TASK DATA
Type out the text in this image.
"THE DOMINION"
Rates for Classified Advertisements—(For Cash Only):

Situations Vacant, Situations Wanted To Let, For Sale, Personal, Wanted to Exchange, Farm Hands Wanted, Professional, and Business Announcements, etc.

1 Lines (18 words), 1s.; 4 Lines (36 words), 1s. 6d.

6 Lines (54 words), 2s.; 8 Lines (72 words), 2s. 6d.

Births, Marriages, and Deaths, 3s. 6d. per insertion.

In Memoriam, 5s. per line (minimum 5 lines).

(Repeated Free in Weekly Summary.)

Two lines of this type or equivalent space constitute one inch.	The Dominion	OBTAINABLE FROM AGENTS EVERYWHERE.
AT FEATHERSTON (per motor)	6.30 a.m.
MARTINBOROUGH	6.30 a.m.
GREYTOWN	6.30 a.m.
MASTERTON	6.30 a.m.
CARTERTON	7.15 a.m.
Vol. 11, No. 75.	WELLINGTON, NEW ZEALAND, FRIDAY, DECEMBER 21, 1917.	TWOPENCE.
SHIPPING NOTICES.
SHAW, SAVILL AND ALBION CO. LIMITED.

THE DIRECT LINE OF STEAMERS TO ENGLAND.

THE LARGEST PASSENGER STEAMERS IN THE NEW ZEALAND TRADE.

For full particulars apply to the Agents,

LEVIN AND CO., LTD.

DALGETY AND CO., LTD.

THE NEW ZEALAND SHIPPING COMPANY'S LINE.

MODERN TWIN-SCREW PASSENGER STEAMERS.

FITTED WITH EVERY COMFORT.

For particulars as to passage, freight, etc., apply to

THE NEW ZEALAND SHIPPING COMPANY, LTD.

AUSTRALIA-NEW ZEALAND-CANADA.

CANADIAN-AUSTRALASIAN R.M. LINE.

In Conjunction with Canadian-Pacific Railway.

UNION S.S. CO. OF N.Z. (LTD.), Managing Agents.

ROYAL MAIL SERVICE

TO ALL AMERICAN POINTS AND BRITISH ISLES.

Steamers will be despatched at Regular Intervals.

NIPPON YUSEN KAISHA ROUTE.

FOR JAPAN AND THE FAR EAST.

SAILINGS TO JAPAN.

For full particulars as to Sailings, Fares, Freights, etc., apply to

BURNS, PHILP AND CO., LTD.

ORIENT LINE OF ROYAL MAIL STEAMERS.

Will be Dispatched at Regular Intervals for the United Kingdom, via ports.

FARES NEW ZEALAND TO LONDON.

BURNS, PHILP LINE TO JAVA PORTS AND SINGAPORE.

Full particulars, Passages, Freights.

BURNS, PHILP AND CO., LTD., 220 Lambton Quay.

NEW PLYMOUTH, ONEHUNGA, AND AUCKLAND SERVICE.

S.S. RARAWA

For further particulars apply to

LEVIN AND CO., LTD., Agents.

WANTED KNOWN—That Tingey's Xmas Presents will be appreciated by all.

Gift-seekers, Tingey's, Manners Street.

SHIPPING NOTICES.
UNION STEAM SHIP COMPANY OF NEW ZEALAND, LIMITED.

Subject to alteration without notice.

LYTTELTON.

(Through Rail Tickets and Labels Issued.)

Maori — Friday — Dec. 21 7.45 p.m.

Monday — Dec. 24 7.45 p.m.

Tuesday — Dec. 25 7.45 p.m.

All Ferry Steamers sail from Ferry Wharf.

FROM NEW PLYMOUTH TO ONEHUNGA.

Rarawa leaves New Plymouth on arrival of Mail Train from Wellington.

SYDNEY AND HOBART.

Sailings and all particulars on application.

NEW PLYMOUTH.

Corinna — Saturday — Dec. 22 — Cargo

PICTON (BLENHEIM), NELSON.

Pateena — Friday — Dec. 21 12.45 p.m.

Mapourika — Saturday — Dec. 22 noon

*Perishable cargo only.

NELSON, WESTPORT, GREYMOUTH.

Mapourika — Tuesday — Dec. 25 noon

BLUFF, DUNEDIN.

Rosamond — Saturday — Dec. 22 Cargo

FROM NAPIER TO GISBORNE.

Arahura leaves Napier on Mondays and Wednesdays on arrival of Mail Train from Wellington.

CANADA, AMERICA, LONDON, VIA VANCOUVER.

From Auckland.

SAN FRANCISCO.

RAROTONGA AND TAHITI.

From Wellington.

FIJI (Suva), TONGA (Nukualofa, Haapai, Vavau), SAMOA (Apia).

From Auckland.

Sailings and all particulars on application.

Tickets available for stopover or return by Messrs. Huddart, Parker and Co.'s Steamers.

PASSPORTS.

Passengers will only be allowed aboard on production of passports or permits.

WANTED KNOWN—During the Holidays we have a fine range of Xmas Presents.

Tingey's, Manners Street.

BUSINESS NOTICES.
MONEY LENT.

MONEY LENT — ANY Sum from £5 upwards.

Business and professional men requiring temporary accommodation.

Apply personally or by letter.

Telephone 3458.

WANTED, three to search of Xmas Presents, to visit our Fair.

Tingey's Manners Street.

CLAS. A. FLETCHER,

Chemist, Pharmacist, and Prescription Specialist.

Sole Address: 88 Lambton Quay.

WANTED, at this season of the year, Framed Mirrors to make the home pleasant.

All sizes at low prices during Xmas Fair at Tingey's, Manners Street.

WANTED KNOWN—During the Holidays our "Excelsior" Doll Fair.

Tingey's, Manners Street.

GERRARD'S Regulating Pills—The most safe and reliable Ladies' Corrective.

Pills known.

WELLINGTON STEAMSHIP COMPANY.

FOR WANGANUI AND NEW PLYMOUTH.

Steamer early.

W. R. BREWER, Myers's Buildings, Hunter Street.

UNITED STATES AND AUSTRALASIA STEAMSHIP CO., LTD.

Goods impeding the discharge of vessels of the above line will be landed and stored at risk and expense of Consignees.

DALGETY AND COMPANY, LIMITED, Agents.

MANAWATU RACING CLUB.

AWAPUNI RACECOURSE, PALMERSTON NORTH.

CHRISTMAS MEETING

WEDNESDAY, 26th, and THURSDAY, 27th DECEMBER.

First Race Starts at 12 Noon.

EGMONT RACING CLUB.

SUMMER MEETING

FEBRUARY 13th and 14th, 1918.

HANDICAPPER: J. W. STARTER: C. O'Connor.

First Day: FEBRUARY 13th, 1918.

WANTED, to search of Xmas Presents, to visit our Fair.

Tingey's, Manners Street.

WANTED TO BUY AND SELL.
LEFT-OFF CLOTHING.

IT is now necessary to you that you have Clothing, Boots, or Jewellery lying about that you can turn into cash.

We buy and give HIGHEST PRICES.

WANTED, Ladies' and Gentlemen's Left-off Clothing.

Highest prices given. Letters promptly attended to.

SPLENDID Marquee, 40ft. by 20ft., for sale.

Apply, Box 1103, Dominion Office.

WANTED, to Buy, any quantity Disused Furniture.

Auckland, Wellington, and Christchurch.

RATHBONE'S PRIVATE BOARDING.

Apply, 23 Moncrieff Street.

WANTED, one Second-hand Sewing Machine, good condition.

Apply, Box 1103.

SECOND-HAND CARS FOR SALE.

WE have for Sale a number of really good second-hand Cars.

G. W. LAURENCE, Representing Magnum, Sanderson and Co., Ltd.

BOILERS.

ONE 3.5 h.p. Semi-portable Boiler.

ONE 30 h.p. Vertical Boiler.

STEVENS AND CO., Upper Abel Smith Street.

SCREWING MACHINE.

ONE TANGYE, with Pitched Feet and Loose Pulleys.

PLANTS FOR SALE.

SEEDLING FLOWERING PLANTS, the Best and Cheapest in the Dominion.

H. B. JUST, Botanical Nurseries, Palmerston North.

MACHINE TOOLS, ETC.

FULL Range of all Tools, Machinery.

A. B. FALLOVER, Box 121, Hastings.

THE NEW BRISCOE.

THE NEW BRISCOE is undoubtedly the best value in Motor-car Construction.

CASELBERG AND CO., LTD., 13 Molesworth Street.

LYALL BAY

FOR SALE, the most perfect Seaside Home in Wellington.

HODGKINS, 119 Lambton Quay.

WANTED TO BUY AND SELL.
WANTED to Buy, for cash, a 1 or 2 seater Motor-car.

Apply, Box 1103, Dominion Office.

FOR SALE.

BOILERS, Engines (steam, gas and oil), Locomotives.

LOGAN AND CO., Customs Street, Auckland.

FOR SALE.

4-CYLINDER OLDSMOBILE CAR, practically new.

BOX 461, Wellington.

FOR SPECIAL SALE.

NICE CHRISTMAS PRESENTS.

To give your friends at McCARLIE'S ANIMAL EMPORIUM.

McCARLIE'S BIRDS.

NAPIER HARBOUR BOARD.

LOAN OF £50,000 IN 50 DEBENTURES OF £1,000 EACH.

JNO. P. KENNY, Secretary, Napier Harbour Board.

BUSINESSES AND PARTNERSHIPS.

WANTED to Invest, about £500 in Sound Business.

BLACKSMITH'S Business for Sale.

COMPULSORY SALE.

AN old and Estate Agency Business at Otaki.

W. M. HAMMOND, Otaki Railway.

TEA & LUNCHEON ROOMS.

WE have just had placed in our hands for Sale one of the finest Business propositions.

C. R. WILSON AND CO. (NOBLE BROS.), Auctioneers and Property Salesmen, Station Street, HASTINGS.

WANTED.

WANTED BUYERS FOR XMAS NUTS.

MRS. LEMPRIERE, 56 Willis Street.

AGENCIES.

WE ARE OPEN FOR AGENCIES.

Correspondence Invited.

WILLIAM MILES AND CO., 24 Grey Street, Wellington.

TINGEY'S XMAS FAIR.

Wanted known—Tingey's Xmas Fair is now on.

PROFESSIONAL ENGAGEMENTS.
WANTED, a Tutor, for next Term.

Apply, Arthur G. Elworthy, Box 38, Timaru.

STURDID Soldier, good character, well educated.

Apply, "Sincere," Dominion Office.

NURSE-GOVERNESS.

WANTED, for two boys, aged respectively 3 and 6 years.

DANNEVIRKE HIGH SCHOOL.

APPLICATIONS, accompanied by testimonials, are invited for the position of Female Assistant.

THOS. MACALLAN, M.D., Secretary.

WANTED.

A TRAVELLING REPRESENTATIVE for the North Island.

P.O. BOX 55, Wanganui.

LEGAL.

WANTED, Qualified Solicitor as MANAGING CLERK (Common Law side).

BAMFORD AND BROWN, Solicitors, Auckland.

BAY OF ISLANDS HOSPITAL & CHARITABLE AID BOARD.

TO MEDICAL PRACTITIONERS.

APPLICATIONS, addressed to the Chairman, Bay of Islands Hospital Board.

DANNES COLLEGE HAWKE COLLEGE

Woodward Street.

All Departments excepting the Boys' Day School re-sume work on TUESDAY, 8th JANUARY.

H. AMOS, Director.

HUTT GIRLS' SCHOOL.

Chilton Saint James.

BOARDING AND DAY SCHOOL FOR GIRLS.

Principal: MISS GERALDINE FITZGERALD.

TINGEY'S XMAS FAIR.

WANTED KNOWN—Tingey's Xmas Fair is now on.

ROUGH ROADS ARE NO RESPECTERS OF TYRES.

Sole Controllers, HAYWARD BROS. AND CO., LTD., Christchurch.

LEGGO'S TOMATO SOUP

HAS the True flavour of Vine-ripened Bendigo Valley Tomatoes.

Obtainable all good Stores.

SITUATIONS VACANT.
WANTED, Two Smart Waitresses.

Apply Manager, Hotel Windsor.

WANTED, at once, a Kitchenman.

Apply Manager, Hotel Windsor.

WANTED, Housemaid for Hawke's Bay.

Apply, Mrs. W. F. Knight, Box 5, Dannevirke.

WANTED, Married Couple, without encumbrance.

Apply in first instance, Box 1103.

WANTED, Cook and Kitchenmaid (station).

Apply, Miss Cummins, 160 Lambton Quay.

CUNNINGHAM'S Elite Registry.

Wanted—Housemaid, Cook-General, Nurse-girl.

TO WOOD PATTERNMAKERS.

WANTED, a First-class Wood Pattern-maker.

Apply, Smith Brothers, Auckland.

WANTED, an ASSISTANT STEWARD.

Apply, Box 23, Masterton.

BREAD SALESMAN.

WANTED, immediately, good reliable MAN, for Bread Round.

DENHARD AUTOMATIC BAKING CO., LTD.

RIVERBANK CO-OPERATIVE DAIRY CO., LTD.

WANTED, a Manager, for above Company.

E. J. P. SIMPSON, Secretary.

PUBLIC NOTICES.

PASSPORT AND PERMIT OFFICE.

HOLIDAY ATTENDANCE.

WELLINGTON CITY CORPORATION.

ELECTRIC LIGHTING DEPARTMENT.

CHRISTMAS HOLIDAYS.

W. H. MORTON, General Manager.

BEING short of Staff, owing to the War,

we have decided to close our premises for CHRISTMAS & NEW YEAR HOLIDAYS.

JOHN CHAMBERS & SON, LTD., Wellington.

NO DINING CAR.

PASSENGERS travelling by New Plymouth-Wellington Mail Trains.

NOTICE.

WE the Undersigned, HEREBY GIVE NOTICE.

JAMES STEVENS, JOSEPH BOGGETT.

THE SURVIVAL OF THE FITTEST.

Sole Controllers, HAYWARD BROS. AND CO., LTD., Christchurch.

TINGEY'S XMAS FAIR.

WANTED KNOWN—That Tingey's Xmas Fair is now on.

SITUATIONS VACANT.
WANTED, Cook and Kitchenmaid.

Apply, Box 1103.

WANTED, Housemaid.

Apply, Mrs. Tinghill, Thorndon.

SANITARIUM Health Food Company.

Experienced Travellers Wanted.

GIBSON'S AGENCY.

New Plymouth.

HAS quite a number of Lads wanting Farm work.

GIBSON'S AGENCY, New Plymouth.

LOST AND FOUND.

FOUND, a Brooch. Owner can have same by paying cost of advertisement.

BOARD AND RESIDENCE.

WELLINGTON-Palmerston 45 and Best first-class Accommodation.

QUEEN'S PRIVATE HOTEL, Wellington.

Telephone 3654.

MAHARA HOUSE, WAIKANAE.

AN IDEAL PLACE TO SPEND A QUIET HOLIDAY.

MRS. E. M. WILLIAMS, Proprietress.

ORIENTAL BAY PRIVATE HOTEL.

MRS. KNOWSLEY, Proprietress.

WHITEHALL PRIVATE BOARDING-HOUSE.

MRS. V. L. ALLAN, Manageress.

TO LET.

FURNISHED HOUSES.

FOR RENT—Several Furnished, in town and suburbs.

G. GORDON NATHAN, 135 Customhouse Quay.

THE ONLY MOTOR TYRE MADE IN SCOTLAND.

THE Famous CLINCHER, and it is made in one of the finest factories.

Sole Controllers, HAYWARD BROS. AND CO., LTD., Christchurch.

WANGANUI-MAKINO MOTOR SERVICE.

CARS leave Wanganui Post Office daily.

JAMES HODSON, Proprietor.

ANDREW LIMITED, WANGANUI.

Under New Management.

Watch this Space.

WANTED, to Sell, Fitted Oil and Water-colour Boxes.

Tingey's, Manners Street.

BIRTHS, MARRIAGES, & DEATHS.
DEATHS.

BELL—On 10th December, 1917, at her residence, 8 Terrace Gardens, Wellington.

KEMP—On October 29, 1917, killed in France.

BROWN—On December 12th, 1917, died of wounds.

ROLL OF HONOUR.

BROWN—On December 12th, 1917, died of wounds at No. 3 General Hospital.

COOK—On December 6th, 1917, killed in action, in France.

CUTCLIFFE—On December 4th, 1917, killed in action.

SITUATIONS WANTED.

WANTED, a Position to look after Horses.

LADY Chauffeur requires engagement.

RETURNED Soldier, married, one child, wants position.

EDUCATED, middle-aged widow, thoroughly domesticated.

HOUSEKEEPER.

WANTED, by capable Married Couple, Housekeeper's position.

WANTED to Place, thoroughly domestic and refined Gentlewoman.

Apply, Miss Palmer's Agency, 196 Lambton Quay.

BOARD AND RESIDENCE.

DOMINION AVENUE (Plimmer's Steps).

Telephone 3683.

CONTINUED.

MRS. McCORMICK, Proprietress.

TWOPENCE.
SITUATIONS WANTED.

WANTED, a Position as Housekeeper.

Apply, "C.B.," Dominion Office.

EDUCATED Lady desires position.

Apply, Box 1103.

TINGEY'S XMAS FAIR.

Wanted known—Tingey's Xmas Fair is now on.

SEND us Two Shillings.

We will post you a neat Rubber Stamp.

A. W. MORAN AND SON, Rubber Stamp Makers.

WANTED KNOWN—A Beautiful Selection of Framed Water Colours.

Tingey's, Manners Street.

WHAT YOU WILL DO
Locate all lines in the listing above with the word "most". Copy them.

RESPONSE TO THIS TASK
GERRARD'S Regulating Pills—The most safe and reliable Ladies' Corrective.
FOR SALE, the most perfect Seaside Home in Wellington.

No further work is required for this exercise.